*Job:* Check every line in the records below for the word "bytes" and report how many have it, nothing more.
-- Start Source records --
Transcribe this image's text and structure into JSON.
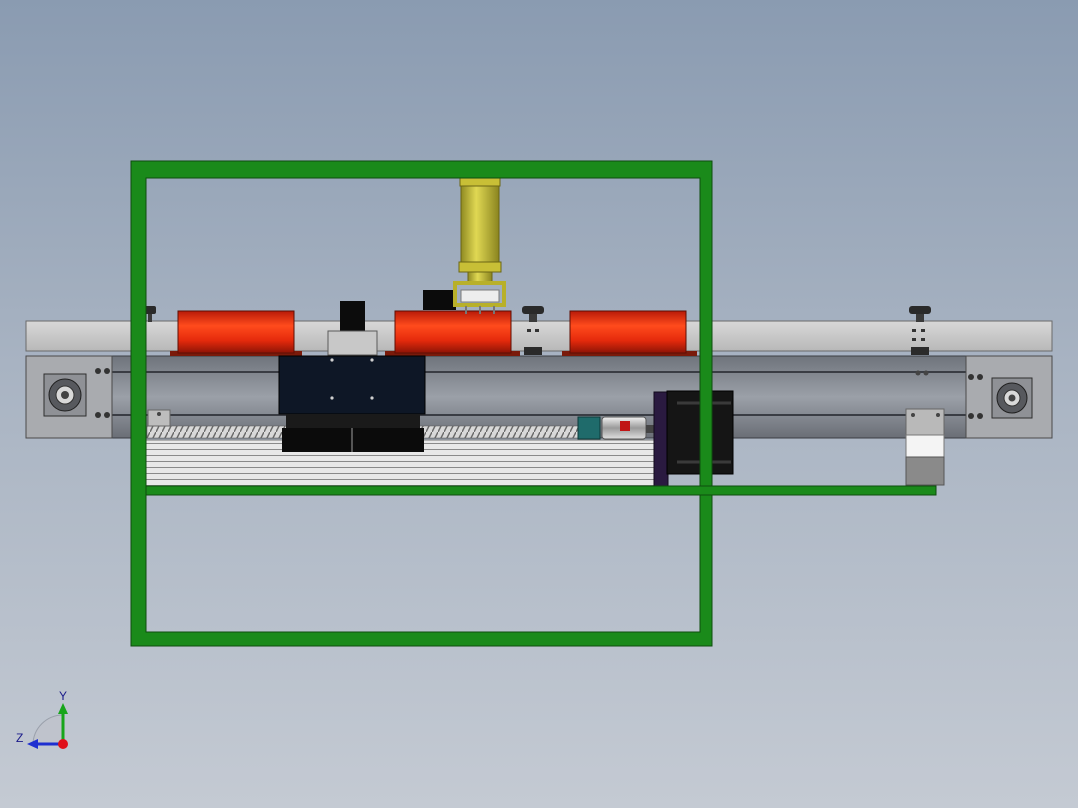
{
  "viewport": {
    "background_top": "#8a9bb1",
    "background_bottom": "#c4cad3"
  },
  "colors": {
    "frame_green": "#1a8a1a",
    "frame_green_edge": "#0d4d0d",
    "rail_gray": "#c9c9c9",
    "profile_gray": "#8d9199",
    "roller_red": "#e8290e",
    "cylinder_yellow": "#c9c23a",
    "motor_black": "#1a1a1a",
    "carriage_navy": "#0f1726",
    "plate_purple": "#3a2a55",
    "coupling_teal": "#1f6b6b"
  },
  "axis_triad": {
    "y_label": "Y",
    "z_label": "Z",
    "y_color": "#17a51a",
    "z_color": "#1e2fd0",
    "origin_color": "#e0101a"
  },
  "icons": [
    "axis-triad-icon"
  ]
}
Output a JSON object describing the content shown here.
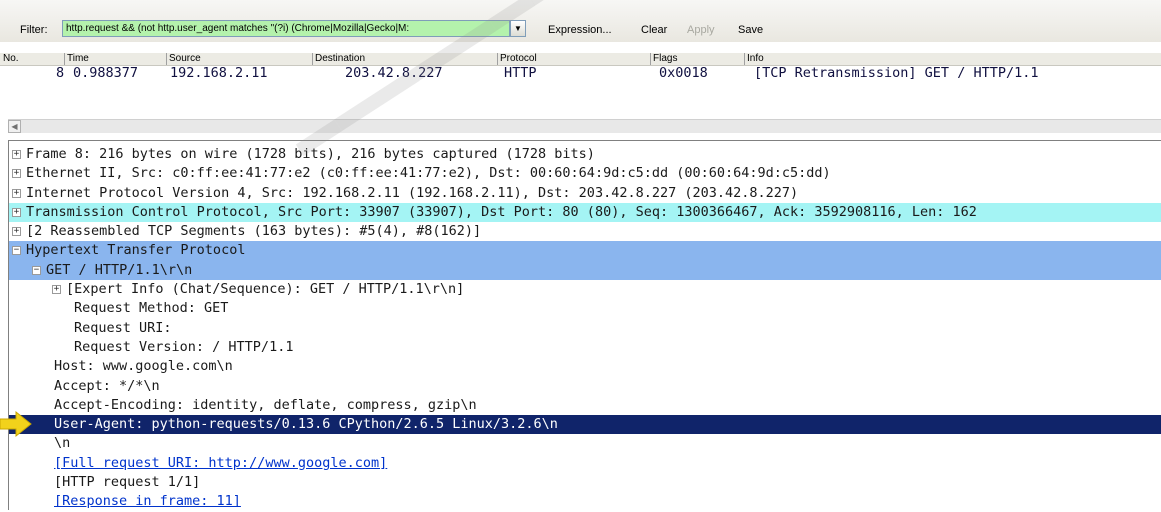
{
  "filter": {
    "label": "Filter:",
    "value": "http.request && (not http.user_agent matches \"(?i) (Chrome|Mozilla|Gecko|M:",
    "dropdown_icon": "▼",
    "expression_label": "Expression...",
    "clear_label": "Clear",
    "apply_label": "Apply",
    "save_label": "Save"
  },
  "packet_list": {
    "columns": [
      "No.",
      "Time",
      "Source",
      "Destination",
      "Protocol",
      "Flags",
      "Info"
    ],
    "rows": [
      {
        "no": "8",
        "time": "0.988377",
        "source": "192.168.2.11",
        "destination": "203.42.8.227",
        "protocol": "HTTP",
        "flags": "0x0018",
        "info": "[TCP Retransmission] GET  / HTTP/1.1"
      }
    ]
  },
  "scrollbar": {
    "left_arrow": "◀"
  },
  "details": {
    "rows": [
      {
        "text": "Frame 8: 216 bytes on wire (1728 bits), 216 bytes captured (1728 bits)",
        "toggle": "+"
      },
      {
        "text": "Ethernet II, Src: c0:ff:ee:41:77:e2 (c0:ff:ee:41:77:e2), Dst: 00:60:64:9d:c5:dd (00:60:64:9d:c5:dd)",
        "toggle": "+"
      },
      {
        "text": "Internet Protocol Version 4, Src: 192.168.2.11 (192.168.2.11), Dst: 203.42.8.227 (203.42.8.227)",
        "toggle": "+"
      },
      {
        "text": "Transmission Control Protocol, Src Port: 33907 (33907), Dst Port: 80 (80), Seq: 1300366467, Ack: 3592908116, Len: 162",
        "toggle": "+"
      },
      {
        "text": "[2 Reassembled TCP Segments (163 bytes): #5(4), #8(162)]",
        "toggle": "+"
      },
      {
        "text": "Hypertext Transfer Protocol",
        "toggle": "−"
      },
      {
        "text": "GET  / HTTP/1.1\\r\\n",
        "toggle": "−"
      },
      {
        "text": "[Expert Info (Chat/Sequence): GET  / HTTP/1.1\\r\\n]",
        "toggle": "+"
      },
      {
        "text": "Request Method: GET",
        "toggle": ""
      },
      {
        "text": "Request URI: ",
        "toggle": ""
      },
      {
        "text": "Request Version: / HTTP/1.1",
        "toggle": ""
      },
      {
        "text": "Host: www.google.com\\n",
        "toggle": ""
      },
      {
        "text": "Accept: */*\\n",
        "toggle": ""
      },
      {
        "text": "Accept-Encoding: identity, deflate, compress, gzip\\n",
        "toggle": ""
      },
      {
        "text": "User-Agent: python-requests/0.13.6 CPython/2.6.5 Linux/3.2.6\\n",
        "toggle": ""
      },
      {
        "text": "\\n",
        "toggle": ""
      },
      {
        "text": "[Full request URI: http://www.google.com]",
        "toggle": ""
      },
      {
        "text": "[HTTP request 1/1]",
        "toggle": ""
      },
      {
        "text": "[Response in frame: 11]",
        "toggle": ""
      }
    ]
  },
  "colors": {
    "filter_valid_bg": "#b4f2ac",
    "tcp_row_bg": "#a4f4f4",
    "http_row_bg": "#8ab5ee",
    "selected_row_bg": "#10246a",
    "link_color": "#0033cc",
    "arrow_color": "#f2d21b"
  },
  "icons": {
    "arrow": "arrow-pointer-icon",
    "expand": "expand-plus-icon",
    "collapse": "collapse-minus-icon"
  }
}
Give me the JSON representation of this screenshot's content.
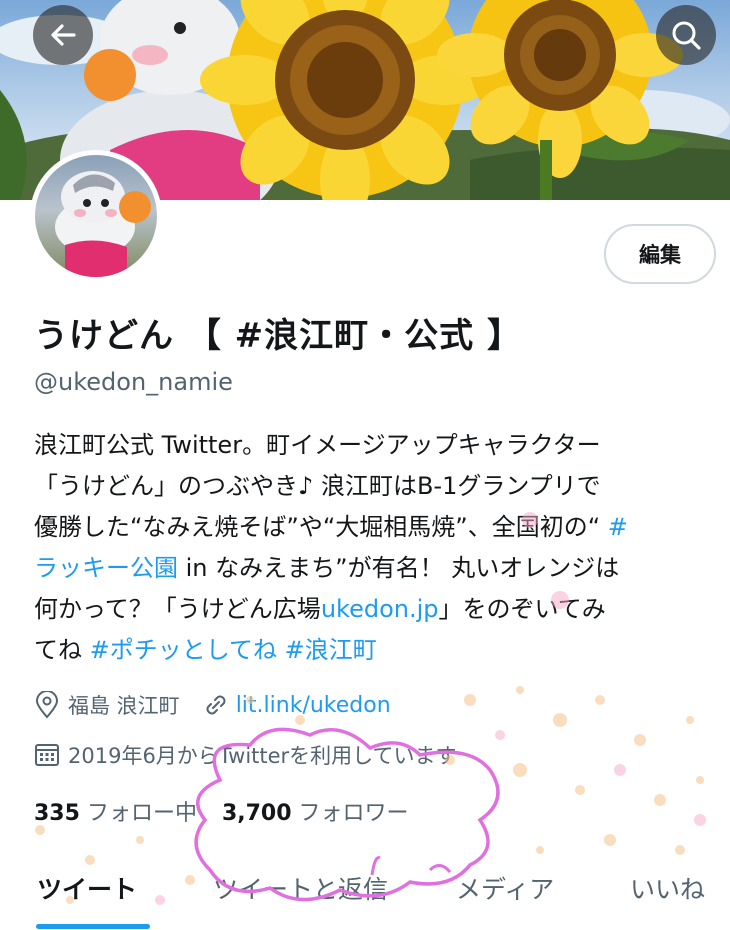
{
  "nav": {
    "back_icon": "arrow-left-icon",
    "search_icon": "search-icon"
  },
  "profile": {
    "display_name": "うけどん 【 #浪江町・公式 】",
    "handle": "@ukedon_namie",
    "edit_label": "編集",
    "bio_lines": [
      [
        {
          "t": "浪江町公式 Twitter。町イメージアップキャラクター",
          "link": false
        }
      ],
      [
        {
          "t": "「うけどん」のつぶやき♪ 浪江町はB-1グランプリで",
          "link": false
        }
      ],
      [
        {
          "t": "優勝した“なみえ焼そば”や“大堀相馬焼”、全国初の“ ",
          "link": false
        },
        {
          "t": "#",
          "link": true
        }
      ],
      [
        {
          "t": "ラッキー公園",
          "link": true
        },
        {
          "t": " in なみえまち”が有名！ 丸いオレンジは",
          "link": false
        }
      ],
      [
        {
          "t": "何かって？「うけどん広場",
          "link": false
        },
        {
          "t": "ukedon.jp",
          "link": true
        },
        {
          "t": "」をのぞいてみ",
          "link": false
        }
      ],
      [
        {
          "t": "てね ",
          "link": false
        },
        {
          "t": "#ポチッとしてね",
          "link": true
        },
        {
          "t": " ",
          "link": false
        },
        {
          "t": "#浪江町",
          "link": true
        }
      ]
    ],
    "location": "福島 浪江町",
    "website": "lit.link/ukedon",
    "joined": "2019年6月からTwitterを利用しています",
    "following_count": "335",
    "following_label": "フォロー中",
    "followers_count": "3,700",
    "followers_label": "フォロワー"
  },
  "tabs": [
    {
      "label": "ツイート",
      "active": true
    },
    {
      "label": "ツイートと返信",
      "active": false
    },
    {
      "label": "メディア",
      "active": false
    },
    {
      "label": "いいね",
      "active": false
    }
  ],
  "colors": {
    "accent": "#1d9bf0",
    "muted_text": "#536471",
    "doodle_pink": "#e070e0"
  }
}
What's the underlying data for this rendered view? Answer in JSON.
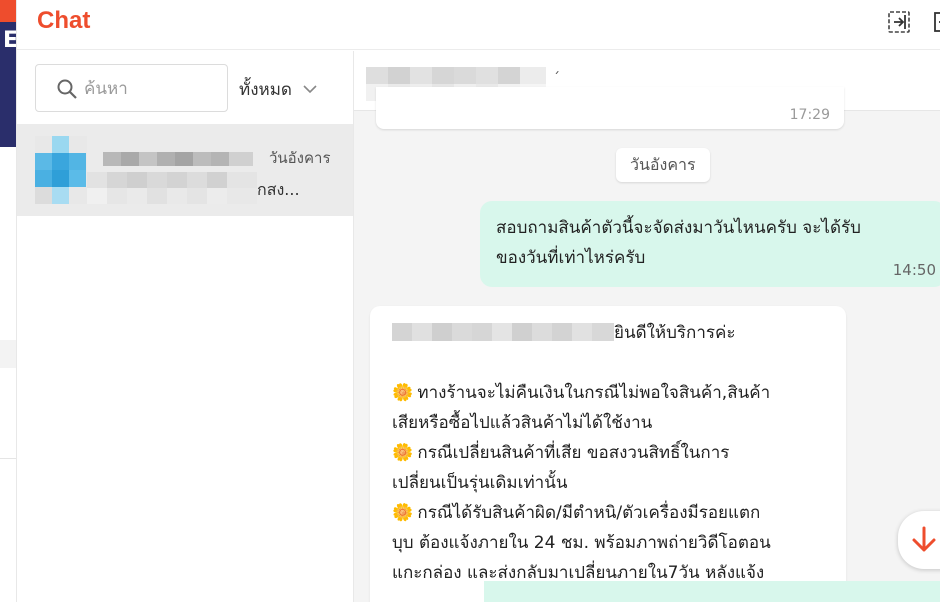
{
  "app": {
    "title": "Chat"
  },
  "header": {
    "exit_icon": "exit-icon",
    "minimize_icon": "minimize-icon"
  },
  "sidebar": {
    "search_placeholder": "ค้นหา",
    "filter_label": "ทั้งหมด",
    "conversation": {
      "date": "วันอังคาร",
      "preview": "กสง..."
    }
  },
  "pane": {
    "header_tail": "́",
    "old_time": "17:29",
    "day_divider": "วันอังคาร",
    "outgoing": {
      "line1": "สอบถามสินค้าตัวนี้จะจัดส่งมาวันไหนครับ จะได้รับ",
      "line2": "ของวันที่เท่าไหร่ครับ",
      "time": "14:50"
    },
    "incoming": {
      "greeting": "ยินดีให้บริการค่ะ",
      "line1": " ทางร้านจะไม่คืนเงินในกรณีไม่พอใจสินค้า,สินค้า",
      "line2": "เสียหรือซื้อไปแล้วสินค้าไม่ได้ใช้งาน",
      "line3": " กรณีเปลี่ยนสินค้าที่เสีย ขอสงวนสิทธิ์ในการ",
      "line4": "เปลี่ยนเป็นรุ่นเดิมเท่านั้น",
      "line5": " กรณีได้รับสินค้าผิด/มีตำหนิ/ตัวเครื่องมีรอยแตก",
      "line6": "บุบ ต้องแจ้งภายใน 24 ชม. พร้อมภาพถ่ายวิดีโอตอน",
      "line7": "แกะกล่อง และส่งกลับมาเปลี่ยนภายใน7วัน หลังแจ้ง",
      "flower_glyph": "🌼"
    }
  },
  "colors": {
    "brand": "#ee4d2d",
    "outgoing_bubble": "#d8f7ec",
    "selected_row": "#ebebeb"
  }
}
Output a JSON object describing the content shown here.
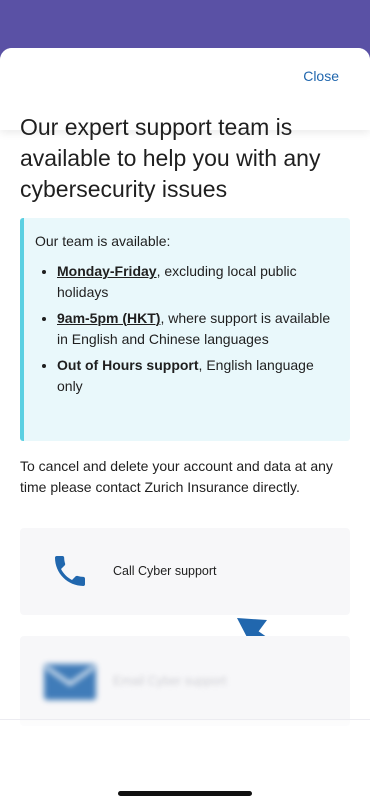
{
  "header": {
    "close_label": "Close"
  },
  "headline": "Our expert support team is available to help you with any cybersecurity issues",
  "availability": {
    "intro": "Our team is available:",
    "items": [
      {
        "bold": "Monday-Friday",
        "rest": ", excluding local public holidays"
      },
      {
        "bold": "9am-5pm (HKT)",
        "rest": ", where support is available in English and Chinese languages"
      },
      {
        "bold": "Out of Hours support",
        "rest": ", English language only"
      }
    ]
  },
  "cancel_text": "To cancel and delete your account and data at any time please contact Zurich Insurance directly.",
  "support_options": {
    "call_label": "Call Cyber support",
    "email_label": "Email Cyber support"
  },
  "colors": {
    "brand_purple": "#5a51a5",
    "link_blue": "#2167ae",
    "info_bg": "#e9f8fb",
    "info_border": "#5bd0e2",
    "card_bg": "#f7f7f9"
  },
  "icons": {
    "call": "phone-icon",
    "email": "envelope-icon",
    "annotation": "arrow-icon"
  }
}
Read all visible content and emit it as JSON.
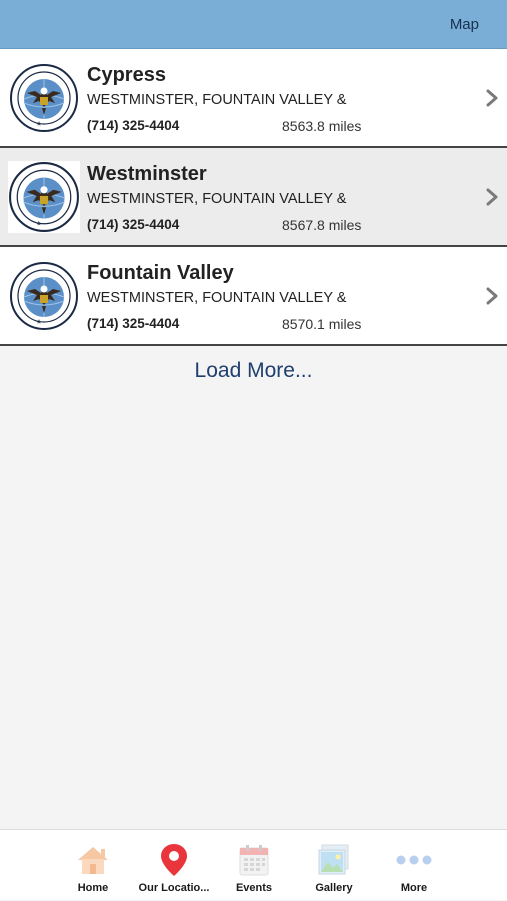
{
  "header": {
    "map_label": "Map"
  },
  "locations": [
    {
      "title": "Cypress",
      "address": "WESTMINSTER, FOUNTAIN VALLEY &",
      "phone": "(714) 325-4404",
      "distance": "8563.8 miles"
    },
    {
      "title": "Westminster",
      "address": "WESTMINSTER, FOUNTAIN VALLEY &",
      "phone": "(714) 325-4404",
      "distance": "8567.8 miles"
    },
    {
      "title": "Fountain Valley",
      "address": "WESTMINSTER, FOUNTAIN VALLEY &",
      "phone": "(714) 325-4404",
      "distance": "8570.1 miles"
    }
  ],
  "load_more_label": "Load More...",
  "logo": {
    "top_text": "TOMMY'S TAEKWONDO",
    "right_text": "ACADEMY"
  },
  "tabs": [
    {
      "label": "Home",
      "icon": "home-icon"
    },
    {
      "label": "Our Locatio...",
      "icon": "location-pin-icon"
    },
    {
      "label": "Events",
      "icon": "calendar-icon"
    },
    {
      "label": "Gallery",
      "icon": "gallery-icon"
    },
    {
      "label": "More",
      "icon": "more-dots-icon"
    }
  ],
  "colors": {
    "header_bg": "#7aaed6",
    "accent_text": "#1f3f6e",
    "pin_red": "#e8363c"
  }
}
-- End Source records --
*Exercise result:* 2